- _WRITTEN EXERCISE_
Carry none of the pictures over; write out the complete data exactly.

Chart and figure data:
begin

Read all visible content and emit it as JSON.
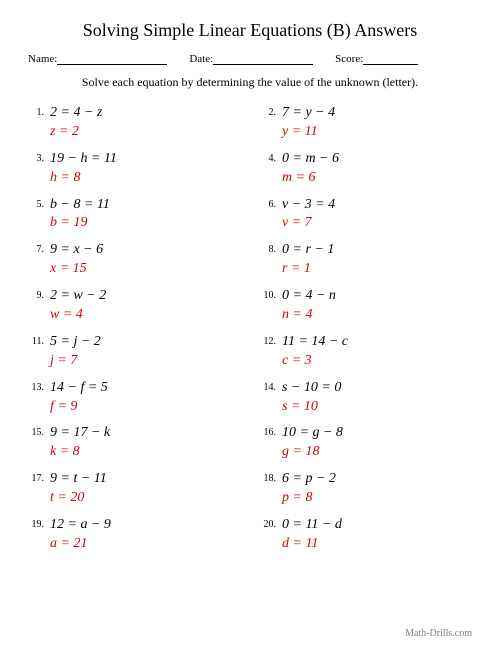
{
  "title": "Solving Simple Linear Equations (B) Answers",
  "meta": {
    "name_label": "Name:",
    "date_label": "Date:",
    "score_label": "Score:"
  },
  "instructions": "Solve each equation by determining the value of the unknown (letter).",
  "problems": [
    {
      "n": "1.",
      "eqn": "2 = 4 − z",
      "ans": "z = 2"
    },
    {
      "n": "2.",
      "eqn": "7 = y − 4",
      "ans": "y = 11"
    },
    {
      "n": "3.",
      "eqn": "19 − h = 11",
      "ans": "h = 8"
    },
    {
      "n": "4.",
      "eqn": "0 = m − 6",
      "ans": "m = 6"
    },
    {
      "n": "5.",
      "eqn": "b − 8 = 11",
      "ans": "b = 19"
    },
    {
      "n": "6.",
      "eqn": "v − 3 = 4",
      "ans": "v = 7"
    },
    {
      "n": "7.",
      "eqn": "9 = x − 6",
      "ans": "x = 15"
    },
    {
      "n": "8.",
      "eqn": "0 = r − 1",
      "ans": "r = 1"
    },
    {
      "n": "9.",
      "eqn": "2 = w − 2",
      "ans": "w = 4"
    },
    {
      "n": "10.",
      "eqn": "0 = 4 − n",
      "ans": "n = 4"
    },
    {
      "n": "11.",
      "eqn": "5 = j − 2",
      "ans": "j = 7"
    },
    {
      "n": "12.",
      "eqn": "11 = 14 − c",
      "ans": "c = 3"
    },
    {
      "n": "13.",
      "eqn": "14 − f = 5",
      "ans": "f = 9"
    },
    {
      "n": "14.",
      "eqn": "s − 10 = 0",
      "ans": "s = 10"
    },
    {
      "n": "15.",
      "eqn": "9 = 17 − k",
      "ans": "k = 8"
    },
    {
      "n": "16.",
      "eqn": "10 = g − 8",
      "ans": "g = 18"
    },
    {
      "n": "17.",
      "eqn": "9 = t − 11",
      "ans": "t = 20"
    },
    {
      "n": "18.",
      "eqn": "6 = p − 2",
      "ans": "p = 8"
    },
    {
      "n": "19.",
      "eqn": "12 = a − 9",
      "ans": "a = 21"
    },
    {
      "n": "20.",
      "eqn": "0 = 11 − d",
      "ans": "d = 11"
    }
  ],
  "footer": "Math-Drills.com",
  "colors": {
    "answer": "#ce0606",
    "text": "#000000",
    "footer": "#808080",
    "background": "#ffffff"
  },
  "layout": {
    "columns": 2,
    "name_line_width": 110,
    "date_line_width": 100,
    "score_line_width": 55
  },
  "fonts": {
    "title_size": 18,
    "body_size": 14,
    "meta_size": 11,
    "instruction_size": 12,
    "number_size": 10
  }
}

end

- _THE REPLY_
Read all visible content and emit it as JSON.
{
  "title": "Solving Simple Linear Equations (B) Answers",
  "meta": {
    "name_label": "Name:",
    "date_label": "Date:",
    "score_label": "Score:"
  },
  "instructions": "Solve each equation by determining the value of the unknown (letter).",
  "problems": [
    {
      "n": "1.",
      "eqn": "2 = 4 − z",
      "ans": "z = 2"
    },
    {
      "n": "2.",
      "eqn": "7 = y − 4",
      "ans": "y = 11"
    },
    {
      "n": "3.",
      "eqn": "19 − h = 11",
      "ans": "h = 8"
    },
    {
      "n": "4.",
      "eqn": "0 = m − 6",
      "ans": "m = 6"
    },
    {
      "n": "5.",
      "eqn": "b − 8 = 11",
      "ans": "b = 19"
    },
    {
      "n": "6.",
      "eqn": "v − 3 = 4",
      "ans": "v = 7"
    },
    {
      "n": "7.",
      "eqn": "9 = x − 6",
      "ans": "x = 15"
    },
    {
      "n": "8.",
      "eqn": "0 = r − 1",
      "ans": "r = 1"
    },
    {
      "n": "9.",
      "eqn": "2 = w − 2",
      "ans": "w = 4"
    },
    {
      "n": "10.",
      "eqn": "0 = 4 − n",
      "ans": "n = 4"
    },
    {
      "n": "11.",
      "eqn": "5 = j − 2",
      "ans": "j = 7"
    },
    {
      "n": "12.",
      "eqn": "11 = 14 − c",
      "ans": "c = 3"
    },
    {
      "n": "13.",
      "eqn": "14 − f = 5",
      "ans": "f = 9"
    },
    {
      "n": "14.",
      "eqn": "s − 10 = 0",
      "ans": "s = 10"
    },
    {
      "n": "15.",
      "eqn": "9 = 17 − k",
      "ans": "k = 8"
    },
    {
      "n": "16.",
      "eqn": "10 = g − 8",
      "ans": "g = 18"
    },
    {
      "n": "17.",
      "eqn": "9 = t − 11",
      "ans": "t = 20"
    },
    {
      "n": "18.",
      "eqn": "6 = p − 2",
      "ans": "p = 8"
    },
    {
      "n": "19.",
      "eqn": "12 = a − 9",
      "ans": "a = 21"
    },
    {
      "n": "20.",
      "eqn": "0 = 11 − d",
      "ans": "d = 11"
    }
  ],
  "footer": "Math-Drills.com",
  "colors": {
    "answer": "#ce0606",
    "text": "#000000",
    "footer": "#808080",
    "background": "#ffffff"
  },
  "layout": {
    "columns": 2,
    "name_line_width": 110,
    "date_line_width": 100,
    "score_line_width": 55
  },
  "fonts": {
    "title_size": 18,
    "body_size": 14,
    "meta_size": 11,
    "instruction_size": 12,
    "number_size": 10
  }
}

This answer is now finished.